### Excerpt
—————
Farming and ranching have always required people to manage risk. But the commentary says climate change adds new layers of short- and long-term uncertainty.
Rising temperatures, reduced snowpack, disrupted irrigation, wildfire, flooding, erosion, heat stress in livestock, new pest pressure and changing planting schedules are making it harder for producers to plan and adapt.
Powell and Halbleib surveyed 51 Oregon farmers in 2024 and found that 88% said addressing climate stress and grief in agricultural communities was important or very important. In follow-up interviews and focus groups with 46 of the farmers, producers described helplessness, anxiety and despair linked to environmental change.
Participants shared experiences with drought, flooding, wildfires, erratic weather and the resulting operational and financial impacts. Many described grief as they watched soil fertility decline, extreme weather increase and ecosystems they rely on degrade.
Climate change is not the only stressor. The commentary also points to trade instability, tariffs and shifting federal policies as sources of uncertainty. With more than 20% of U.S. farm income tied to exports, global market disruptions can intensify stress.
Oregon State program offers a model
The Oregon State work grew from a 2022 climate resilience training for Oregon agricultural professionals, where climate grief and stress were introduced. Participants responded positively and asked for more training.
OSU Extension and community partners in Southern Oregon then formed a working group to help food producers understand stress and grief related to climate change, strengthen emotional resilience and learn about mental health resources.
In 2023, Powell and Halbleib received funding from the U.S. Department of Agriculture’s Farm and Ranch Stress Assistance Network to develop Climate Stress and Grief: Building Resilience in Farmers and Ranchers.
The program uses psychoeducation, which provides information about behavioral health, emotions and coping strategies. The team developed a 30-minute awareness session for agricultural programs and a 75-minute workshop with peer-to-peer discussion, experiential exercises and resilience practices.
—————
### Required action 1
In the excerpt on climate stress in farming, what share of the 51 surveyed Oregon farmers called addressing climate stress and grief important or very important?
### Required action 2
Copy word for word the passage in the excerpt on climate stress in farming that starts at "Climate change is" and ends at "mental health resources.".
—————
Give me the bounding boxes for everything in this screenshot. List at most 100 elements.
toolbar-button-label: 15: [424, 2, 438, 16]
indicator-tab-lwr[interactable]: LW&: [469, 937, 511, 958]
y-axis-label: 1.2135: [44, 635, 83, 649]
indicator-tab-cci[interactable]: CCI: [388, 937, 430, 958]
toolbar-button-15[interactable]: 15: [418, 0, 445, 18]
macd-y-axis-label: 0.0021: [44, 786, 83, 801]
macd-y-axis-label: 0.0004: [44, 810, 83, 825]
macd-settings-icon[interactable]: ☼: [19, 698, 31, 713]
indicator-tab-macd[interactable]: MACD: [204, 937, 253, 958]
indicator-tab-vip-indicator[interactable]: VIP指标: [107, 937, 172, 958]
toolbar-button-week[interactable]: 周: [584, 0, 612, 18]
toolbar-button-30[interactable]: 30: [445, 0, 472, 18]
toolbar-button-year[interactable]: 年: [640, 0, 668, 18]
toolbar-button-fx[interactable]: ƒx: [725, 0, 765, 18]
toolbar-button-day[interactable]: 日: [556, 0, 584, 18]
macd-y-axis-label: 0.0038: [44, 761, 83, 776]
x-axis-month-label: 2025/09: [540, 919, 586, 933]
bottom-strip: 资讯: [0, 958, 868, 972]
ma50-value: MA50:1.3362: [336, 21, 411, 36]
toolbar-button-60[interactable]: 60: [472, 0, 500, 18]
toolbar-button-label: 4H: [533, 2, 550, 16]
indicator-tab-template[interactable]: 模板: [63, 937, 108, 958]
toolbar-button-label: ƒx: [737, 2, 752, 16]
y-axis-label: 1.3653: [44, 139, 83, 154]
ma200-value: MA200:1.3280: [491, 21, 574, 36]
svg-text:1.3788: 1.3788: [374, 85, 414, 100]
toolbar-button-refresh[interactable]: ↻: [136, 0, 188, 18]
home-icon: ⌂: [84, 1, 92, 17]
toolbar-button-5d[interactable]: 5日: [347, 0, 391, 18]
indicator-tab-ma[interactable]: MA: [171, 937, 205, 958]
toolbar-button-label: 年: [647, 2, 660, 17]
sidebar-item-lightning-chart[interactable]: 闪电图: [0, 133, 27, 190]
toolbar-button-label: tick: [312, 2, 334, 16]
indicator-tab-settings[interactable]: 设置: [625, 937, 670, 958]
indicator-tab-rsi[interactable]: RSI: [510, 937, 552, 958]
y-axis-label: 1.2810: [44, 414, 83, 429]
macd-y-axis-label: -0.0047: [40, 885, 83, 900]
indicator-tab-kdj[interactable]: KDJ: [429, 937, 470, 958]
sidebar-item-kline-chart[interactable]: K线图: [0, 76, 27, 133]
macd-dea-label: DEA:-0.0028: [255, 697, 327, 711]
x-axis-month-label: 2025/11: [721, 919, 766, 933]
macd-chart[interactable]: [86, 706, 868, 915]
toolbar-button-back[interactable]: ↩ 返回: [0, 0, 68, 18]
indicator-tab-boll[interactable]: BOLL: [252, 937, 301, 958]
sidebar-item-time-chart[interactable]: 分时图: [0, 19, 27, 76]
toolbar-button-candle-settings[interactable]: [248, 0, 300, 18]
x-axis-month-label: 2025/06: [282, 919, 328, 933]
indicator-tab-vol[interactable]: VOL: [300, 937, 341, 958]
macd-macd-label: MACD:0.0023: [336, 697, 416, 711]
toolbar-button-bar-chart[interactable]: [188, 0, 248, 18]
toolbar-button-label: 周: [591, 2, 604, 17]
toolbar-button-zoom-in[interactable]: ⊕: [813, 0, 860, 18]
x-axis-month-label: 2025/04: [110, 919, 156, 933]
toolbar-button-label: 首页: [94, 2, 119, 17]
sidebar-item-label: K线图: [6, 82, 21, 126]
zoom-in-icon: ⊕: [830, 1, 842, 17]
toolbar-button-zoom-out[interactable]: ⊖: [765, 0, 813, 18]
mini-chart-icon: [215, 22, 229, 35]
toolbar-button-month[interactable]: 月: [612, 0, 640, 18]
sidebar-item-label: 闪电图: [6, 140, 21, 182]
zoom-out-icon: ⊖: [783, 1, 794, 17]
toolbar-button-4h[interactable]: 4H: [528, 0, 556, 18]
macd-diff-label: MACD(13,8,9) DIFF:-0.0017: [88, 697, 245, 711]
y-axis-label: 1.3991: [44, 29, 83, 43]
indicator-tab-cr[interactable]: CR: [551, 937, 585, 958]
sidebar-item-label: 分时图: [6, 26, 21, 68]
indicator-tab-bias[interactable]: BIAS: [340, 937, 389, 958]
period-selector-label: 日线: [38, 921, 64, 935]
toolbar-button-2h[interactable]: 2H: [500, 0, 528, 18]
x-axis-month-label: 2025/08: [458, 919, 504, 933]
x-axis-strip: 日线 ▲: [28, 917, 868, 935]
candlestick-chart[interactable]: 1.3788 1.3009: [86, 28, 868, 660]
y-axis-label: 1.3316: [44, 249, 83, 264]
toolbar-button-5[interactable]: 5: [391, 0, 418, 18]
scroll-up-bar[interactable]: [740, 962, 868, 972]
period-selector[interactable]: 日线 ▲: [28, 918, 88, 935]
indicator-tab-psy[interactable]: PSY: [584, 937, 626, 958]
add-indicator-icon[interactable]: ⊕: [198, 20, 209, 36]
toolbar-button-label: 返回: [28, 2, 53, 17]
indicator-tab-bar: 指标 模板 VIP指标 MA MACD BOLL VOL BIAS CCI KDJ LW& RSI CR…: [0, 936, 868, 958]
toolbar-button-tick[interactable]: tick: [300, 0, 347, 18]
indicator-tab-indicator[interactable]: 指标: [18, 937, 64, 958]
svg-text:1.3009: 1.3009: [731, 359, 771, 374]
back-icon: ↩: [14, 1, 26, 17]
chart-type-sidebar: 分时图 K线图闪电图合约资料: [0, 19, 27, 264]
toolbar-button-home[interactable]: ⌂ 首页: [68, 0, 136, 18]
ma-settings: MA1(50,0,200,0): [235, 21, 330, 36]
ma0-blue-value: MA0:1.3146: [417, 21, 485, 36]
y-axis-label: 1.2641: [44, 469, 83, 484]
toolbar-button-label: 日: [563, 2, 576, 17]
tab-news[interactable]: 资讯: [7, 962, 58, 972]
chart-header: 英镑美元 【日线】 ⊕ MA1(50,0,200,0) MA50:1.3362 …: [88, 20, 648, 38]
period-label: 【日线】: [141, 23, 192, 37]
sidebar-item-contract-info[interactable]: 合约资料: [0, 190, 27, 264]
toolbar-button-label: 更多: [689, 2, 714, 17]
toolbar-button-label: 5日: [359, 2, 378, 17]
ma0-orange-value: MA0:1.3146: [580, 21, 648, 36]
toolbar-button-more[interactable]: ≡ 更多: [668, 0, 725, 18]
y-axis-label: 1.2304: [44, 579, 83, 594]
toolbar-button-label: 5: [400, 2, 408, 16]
—————
### Worked solution 1
88%

### Worked solution 2
Climate change is not the only stressor. The commentary also points to trade instability, tariffs and shifting federal policies as sources of uncertainty. With more than 20% of U.S. farm income tied to exports, global market disruptions can intensify stress.
Oregon State program offers a model
The Oregon State work grew from a 2022 climate resilience training for Oregon agricultural professionals, where climate grief and stress were introduced. Participants responded positively and asked for more training.
OSU Extension and community partners in Southern Oregon then formed a working group to help food producers understand stress and grief related to climate change, strengthen emotional resilience and learn about mental health resources.